[Problem to work on]: Reproduce every line of the listing as written, apart from the pictures.

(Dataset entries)
____________________

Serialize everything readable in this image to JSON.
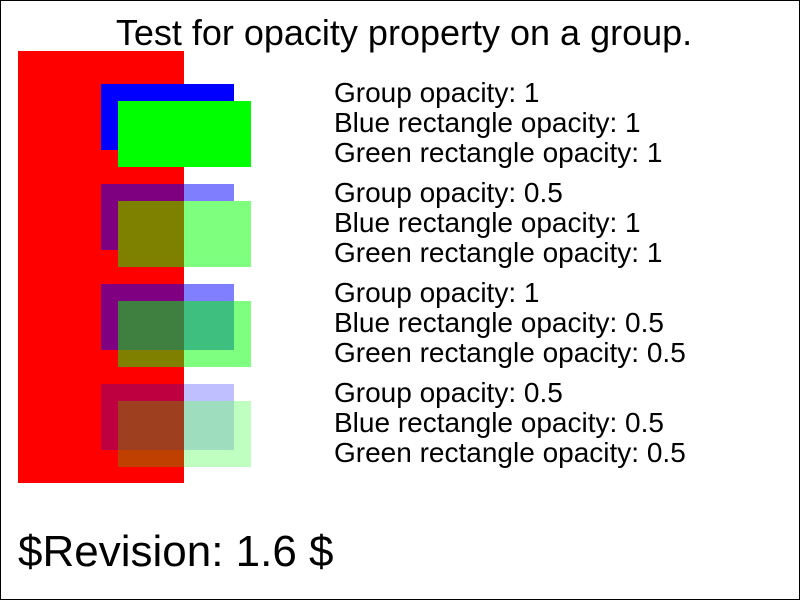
{
  "title": "Test for opacity property on a group.",
  "revision": "$Revision: 1.6 $",
  "colors": {
    "background_rect": "#ff0000",
    "blue_rect": "#0000ff",
    "green_rect": "#00ff00"
  },
  "cases": [
    {
      "group_opacity": 1,
      "blue_opacity": 1,
      "green_opacity": 1,
      "group_label": "Group opacity: 1",
      "blue_label": "Blue rectangle opacity: 1",
      "green_label": "Green rectangle opacity: 1"
    },
    {
      "group_opacity": 0.5,
      "blue_opacity": 1,
      "green_opacity": 1,
      "group_label": "Group opacity: 0.5",
      "blue_label": "Blue rectangle opacity: 1",
      "green_label": "Green rectangle opacity: 1"
    },
    {
      "group_opacity": 1,
      "blue_opacity": 0.5,
      "green_opacity": 0.5,
      "group_label": "Group opacity: 1",
      "blue_label": "Blue rectangle opacity: 0.5",
      "green_label": "Green rectangle opacity: 0.5"
    },
    {
      "group_opacity": 0.5,
      "blue_opacity": 0.5,
      "green_opacity": 0.5,
      "group_label": "Group opacity: 0.5",
      "blue_label": "Blue rectangle opacity: 0.5",
      "green_label": "Green rectangle opacity: 0.5"
    }
  ]
}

____________________

[Final result]:
Serialize everything readable in this image to JSON.
{
  "title": "Test for opacity property on a group.",
  "revision": "$Revision: 1.6 $",
  "colors": {
    "background_rect": "#ff0000",
    "blue_rect": "#0000ff",
    "green_rect": "#00ff00"
  },
  "cases": [
    {
      "group_opacity": 1,
      "blue_opacity": 1,
      "green_opacity": 1,
      "group_label": "Group opacity: 1",
      "blue_label": "Blue rectangle opacity: 1",
      "green_label": "Green rectangle opacity: 1"
    },
    {
      "group_opacity": 0.5,
      "blue_opacity": 1,
      "green_opacity": 1,
      "group_label": "Group opacity: 0.5",
      "blue_label": "Blue rectangle opacity: 1",
      "green_label": "Green rectangle opacity: 1"
    },
    {
      "group_opacity": 1,
      "blue_opacity": 0.5,
      "green_opacity": 0.5,
      "group_label": "Group opacity: 1",
      "blue_label": "Blue rectangle opacity: 0.5",
      "green_label": "Green rectangle opacity: 0.5"
    },
    {
      "group_opacity": 0.5,
      "blue_opacity": 0.5,
      "green_opacity": 0.5,
      "group_label": "Group opacity: 0.5",
      "blue_label": "Blue rectangle opacity: 0.5",
      "green_label": "Green rectangle opacity: 0.5"
    }
  ]
}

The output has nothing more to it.